DIRECTIONS FOR THIS TASK
Copy out all the entries word for word.

** BEGIN GIVEN RECORDS **

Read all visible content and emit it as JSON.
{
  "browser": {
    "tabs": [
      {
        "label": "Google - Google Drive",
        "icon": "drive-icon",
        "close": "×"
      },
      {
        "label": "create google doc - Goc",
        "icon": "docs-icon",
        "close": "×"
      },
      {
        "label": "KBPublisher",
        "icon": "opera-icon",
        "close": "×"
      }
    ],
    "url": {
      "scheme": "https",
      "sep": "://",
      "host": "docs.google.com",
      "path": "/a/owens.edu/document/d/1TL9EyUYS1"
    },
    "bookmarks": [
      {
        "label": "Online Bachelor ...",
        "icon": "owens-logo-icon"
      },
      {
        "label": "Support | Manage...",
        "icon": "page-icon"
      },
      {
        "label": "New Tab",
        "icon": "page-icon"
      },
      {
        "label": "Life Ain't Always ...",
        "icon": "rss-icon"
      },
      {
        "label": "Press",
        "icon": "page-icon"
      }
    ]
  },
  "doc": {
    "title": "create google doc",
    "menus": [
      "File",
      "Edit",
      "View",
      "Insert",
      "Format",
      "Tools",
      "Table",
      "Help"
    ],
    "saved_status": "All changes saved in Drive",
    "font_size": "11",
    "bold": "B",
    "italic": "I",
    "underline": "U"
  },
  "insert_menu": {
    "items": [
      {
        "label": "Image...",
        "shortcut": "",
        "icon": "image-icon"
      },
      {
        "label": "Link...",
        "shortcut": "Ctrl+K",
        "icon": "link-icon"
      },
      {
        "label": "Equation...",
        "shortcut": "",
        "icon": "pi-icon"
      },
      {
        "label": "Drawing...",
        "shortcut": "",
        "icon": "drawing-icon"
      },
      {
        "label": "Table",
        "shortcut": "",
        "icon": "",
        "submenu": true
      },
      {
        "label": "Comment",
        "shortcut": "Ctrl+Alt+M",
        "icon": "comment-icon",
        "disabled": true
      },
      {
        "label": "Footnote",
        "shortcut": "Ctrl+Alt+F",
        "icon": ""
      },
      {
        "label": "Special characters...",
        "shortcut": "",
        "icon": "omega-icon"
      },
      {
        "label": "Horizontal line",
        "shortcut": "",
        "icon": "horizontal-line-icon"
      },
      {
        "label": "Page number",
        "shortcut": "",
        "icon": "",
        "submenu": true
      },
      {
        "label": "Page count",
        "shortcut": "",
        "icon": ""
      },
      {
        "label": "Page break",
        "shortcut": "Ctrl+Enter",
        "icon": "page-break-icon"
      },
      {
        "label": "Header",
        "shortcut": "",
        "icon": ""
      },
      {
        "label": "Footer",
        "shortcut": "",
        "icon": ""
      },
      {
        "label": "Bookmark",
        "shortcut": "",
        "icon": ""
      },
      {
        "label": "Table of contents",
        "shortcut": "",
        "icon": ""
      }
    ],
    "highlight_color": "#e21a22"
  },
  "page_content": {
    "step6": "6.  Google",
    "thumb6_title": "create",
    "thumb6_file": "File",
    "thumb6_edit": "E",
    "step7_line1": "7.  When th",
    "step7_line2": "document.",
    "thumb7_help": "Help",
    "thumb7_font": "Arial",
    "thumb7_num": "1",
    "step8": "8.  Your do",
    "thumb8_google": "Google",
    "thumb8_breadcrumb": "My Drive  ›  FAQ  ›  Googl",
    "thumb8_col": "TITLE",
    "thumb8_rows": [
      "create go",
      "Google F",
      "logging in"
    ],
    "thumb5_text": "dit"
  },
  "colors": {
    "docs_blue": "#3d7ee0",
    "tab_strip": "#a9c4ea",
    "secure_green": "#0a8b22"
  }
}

** END GIVEN RECORDS **

THE RESPONSE
Read all visible content and emit it as JSON.
{
  "browser": {
    "tabs": [
      {
        "label": "Google - Google Drive",
        "icon": "drive-icon",
        "close": "×"
      },
      {
        "label": "create google doc - Goc",
        "icon": "docs-icon",
        "close": "×"
      },
      {
        "label": "KBPublisher",
        "icon": "opera-icon",
        "close": "×"
      }
    ],
    "url": {
      "scheme": "https",
      "sep": "://",
      "host": "docs.google.com",
      "path": "/a/owens.edu/document/d/1TL9EyUYS1"
    },
    "bookmarks": [
      {
        "label": "Online Bachelor ...",
        "icon": "owens-logo-icon"
      },
      {
        "label": "Support | Manage...",
        "icon": "page-icon"
      },
      {
        "label": "New Tab",
        "icon": "page-icon"
      },
      {
        "label": "Life Ain't Always ...",
        "icon": "rss-icon"
      },
      {
        "label": "Press",
        "icon": "page-icon"
      }
    ]
  },
  "doc": {
    "title": "create google doc",
    "menus": [
      "File",
      "Edit",
      "View",
      "Insert",
      "Format",
      "Tools",
      "Table",
      "Help"
    ],
    "saved_status": "All changes saved in Drive",
    "font_size": "11",
    "bold": "B",
    "italic": "I",
    "underline": "U"
  },
  "insert_menu": {
    "items": [
      {
        "label": "Image...",
        "shortcut": "",
        "icon": "image-icon"
      },
      {
        "label": "Link...",
        "shortcut": "Ctrl+K",
        "icon": "link-icon"
      },
      {
        "label": "Equation...",
        "shortcut": "",
        "icon": "pi-icon"
      },
      {
        "label": "Drawing...",
        "shortcut": "",
        "icon": "drawing-icon"
      },
      {
        "label": "Table",
        "shortcut": "",
        "icon": "",
        "submenu": true
      },
      {
        "label": "Comment",
        "shortcut": "Ctrl+Alt+M",
        "icon": "comment-icon",
        "disabled": true
      },
      {
        "label": "Footnote",
        "shortcut": "Ctrl+Alt+F",
        "icon": ""
      },
      {
        "label": "Special characters...",
        "shortcut": "",
        "icon": "omega-icon"
      },
      {
        "label": "Horizontal line",
        "shortcut": "",
        "icon": "horizontal-line-icon"
      },
      {
        "label": "Page number",
        "shortcut": "",
        "icon": "",
        "submenu": true
      },
      {
        "label": "Page count",
        "shortcut": "",
        "icon": ""
      },
      {
        "label": "Page break",
        "shortcut": "Ctrl+Enter",
        "icon": "page-break-icon"
      },
      {
        "label": "Header",
        "shortcut": "",
        "icon": ""
      },
      {
        "label": "Footer",
        "shortcut": "",
        "icon": ""
      },
      {
        "label": "Bookmark",
        "shortcut": "",
        "icon": ""
      },
      {
        "label": "Table of contents",
        "shortcut": "",
        "icon": ""
      }
    ],
    "highlight_color": "#e21a22"
  },
  "page_content": {
    "step6": "6.  Google",
    "thumb6_title": "create",
    "thumb6_file": "File",
    "thumb6_edit": "E",
    "step7_line1": "7.  When th",
    "step7_line2": "document.",
    "thumb7_help": "Help",
    "thumb7_font": "Arial",
    "thumb7_num": "1",
    "step8": "8.  Your do",
    "thumb8_google": "Google",
    "thumb8_breadcrumb": "My Drive  ›  FAQ  ›  Googl",
    "thumb8_col": "TITLE",
    "thumb8_rows": [
      "create go",
      "Google F",
      "logging in"
    ],
    "thumb5_text": "dit"
  },
  "colors": {
    "docs_blue": "#3d7ee0",
    "tab_strip": "#a9c4ea",
    "secure_green": "#0a8b22"
  }
}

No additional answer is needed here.